**WRITTEN TASK:**
Check each line of the material. Copy those containing "Daily".

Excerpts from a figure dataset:
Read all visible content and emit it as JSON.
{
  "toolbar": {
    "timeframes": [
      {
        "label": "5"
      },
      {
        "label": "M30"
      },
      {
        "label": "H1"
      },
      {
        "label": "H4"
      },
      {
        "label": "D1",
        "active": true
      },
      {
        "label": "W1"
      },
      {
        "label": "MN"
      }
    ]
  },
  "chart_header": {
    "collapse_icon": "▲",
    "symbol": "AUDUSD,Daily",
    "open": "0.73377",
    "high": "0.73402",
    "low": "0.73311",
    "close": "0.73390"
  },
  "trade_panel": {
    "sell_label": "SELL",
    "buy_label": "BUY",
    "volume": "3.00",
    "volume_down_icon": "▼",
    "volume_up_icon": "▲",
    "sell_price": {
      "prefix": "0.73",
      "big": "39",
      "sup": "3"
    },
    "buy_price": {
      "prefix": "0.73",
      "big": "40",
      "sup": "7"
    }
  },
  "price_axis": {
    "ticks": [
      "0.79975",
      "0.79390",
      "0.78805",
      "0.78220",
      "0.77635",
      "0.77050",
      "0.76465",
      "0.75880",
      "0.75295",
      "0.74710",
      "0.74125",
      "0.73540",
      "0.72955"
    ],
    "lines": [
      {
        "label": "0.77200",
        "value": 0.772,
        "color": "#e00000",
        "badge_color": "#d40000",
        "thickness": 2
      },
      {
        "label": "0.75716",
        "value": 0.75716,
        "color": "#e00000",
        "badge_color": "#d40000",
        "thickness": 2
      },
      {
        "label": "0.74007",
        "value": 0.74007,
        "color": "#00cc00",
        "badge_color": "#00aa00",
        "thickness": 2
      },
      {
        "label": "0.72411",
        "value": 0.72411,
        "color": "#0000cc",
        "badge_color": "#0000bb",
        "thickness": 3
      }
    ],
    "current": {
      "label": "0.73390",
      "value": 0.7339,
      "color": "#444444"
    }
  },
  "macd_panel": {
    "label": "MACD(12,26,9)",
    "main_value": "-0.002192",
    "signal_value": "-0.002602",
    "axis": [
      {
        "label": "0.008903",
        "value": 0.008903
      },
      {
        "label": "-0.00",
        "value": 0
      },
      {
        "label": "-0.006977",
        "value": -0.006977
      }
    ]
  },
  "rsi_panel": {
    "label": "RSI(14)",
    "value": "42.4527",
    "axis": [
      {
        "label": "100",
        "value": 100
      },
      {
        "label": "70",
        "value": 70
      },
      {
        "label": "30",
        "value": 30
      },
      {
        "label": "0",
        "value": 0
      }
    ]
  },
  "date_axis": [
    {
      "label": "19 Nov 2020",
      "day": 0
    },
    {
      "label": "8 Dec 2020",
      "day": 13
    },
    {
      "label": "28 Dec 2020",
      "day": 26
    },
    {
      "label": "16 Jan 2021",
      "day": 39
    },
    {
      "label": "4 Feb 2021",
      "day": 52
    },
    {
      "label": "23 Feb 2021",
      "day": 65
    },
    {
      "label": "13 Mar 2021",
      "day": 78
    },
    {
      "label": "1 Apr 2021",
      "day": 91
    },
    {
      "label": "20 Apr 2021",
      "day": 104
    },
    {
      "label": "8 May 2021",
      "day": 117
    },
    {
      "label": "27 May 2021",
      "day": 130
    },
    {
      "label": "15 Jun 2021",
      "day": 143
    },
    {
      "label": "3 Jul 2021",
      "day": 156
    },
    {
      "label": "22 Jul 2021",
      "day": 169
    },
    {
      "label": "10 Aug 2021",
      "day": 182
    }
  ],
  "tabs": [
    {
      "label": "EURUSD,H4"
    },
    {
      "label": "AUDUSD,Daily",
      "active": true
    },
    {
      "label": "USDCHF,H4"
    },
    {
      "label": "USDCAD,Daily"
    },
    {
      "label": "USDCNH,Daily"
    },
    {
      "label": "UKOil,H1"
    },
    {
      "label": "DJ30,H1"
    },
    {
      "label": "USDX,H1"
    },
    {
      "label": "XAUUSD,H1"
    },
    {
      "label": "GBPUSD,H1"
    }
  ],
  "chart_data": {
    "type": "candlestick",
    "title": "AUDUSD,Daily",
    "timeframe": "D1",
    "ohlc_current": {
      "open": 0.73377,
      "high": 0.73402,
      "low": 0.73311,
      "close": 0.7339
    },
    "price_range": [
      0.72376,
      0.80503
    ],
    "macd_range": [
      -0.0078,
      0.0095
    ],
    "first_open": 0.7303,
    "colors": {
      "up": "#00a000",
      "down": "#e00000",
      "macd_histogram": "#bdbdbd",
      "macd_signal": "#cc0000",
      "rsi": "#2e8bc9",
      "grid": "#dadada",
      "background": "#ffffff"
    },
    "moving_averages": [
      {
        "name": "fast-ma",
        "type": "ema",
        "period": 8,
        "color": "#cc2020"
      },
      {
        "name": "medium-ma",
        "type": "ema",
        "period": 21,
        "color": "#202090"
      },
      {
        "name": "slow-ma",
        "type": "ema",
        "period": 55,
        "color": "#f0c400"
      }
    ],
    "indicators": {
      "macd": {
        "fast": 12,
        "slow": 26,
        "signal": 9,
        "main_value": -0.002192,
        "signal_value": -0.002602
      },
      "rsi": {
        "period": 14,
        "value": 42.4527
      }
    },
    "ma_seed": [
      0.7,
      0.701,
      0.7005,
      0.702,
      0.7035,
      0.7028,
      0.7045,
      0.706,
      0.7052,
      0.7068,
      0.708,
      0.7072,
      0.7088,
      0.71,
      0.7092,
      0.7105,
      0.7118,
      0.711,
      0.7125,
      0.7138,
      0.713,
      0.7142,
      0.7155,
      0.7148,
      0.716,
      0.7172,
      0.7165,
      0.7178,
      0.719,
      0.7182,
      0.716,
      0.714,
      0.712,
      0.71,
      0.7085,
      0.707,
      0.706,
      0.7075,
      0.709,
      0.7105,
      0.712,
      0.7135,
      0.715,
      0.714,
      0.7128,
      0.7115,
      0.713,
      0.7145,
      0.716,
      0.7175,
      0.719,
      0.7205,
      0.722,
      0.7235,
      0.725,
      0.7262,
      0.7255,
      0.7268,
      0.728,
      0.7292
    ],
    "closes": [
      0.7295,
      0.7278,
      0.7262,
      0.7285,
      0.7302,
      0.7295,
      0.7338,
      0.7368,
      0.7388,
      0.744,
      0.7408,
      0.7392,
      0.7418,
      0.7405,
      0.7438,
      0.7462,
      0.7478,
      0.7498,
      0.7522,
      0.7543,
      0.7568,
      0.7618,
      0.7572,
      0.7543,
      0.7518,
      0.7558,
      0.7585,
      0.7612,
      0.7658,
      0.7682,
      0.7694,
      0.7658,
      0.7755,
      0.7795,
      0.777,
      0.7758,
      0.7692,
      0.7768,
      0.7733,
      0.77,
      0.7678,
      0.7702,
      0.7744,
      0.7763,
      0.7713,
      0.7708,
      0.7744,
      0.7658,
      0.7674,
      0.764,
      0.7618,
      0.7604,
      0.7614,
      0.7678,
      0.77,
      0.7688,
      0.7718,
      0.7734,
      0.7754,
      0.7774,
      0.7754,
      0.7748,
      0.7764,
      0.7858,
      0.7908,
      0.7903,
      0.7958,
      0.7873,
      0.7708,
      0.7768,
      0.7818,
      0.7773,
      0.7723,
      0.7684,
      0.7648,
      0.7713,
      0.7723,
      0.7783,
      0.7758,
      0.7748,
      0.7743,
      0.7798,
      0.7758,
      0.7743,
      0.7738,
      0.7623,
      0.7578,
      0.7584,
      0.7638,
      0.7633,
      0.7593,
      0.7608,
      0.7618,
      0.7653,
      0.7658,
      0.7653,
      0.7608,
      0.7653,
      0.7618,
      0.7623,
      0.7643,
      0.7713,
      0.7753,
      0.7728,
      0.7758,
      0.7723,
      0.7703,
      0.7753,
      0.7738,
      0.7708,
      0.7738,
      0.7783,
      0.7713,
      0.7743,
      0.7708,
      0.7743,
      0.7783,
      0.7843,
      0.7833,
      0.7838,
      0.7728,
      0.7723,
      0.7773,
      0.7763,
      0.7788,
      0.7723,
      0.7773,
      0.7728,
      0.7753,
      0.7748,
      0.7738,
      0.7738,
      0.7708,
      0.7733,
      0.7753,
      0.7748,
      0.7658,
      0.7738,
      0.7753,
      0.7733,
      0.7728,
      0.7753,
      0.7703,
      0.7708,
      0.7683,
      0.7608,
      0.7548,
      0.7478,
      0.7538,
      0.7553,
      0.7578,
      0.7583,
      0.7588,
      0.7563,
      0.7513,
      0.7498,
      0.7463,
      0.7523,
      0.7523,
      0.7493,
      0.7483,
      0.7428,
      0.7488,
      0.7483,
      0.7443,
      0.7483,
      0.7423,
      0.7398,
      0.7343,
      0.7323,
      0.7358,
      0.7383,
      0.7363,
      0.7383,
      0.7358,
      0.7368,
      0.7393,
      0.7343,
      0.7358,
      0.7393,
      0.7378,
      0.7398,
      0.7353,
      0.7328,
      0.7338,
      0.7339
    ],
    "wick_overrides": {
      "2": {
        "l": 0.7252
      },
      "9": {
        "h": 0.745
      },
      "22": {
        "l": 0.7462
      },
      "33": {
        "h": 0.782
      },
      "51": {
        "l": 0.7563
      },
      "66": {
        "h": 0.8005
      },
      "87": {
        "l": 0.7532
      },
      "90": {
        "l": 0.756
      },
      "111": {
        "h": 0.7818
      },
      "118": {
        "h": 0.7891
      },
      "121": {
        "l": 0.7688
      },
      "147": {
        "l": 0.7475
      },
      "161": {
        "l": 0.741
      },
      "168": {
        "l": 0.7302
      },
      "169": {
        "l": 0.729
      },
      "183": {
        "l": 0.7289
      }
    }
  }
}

**FINISHED ANSWER:**
    "symbol": "AUDUSD,Daily",
      "label": "AUDUSD,Daily",
      "label": "USDCAD,Daily"
      "label": "USDCNH,Daily"
    "title": "AUDUSD,Daily",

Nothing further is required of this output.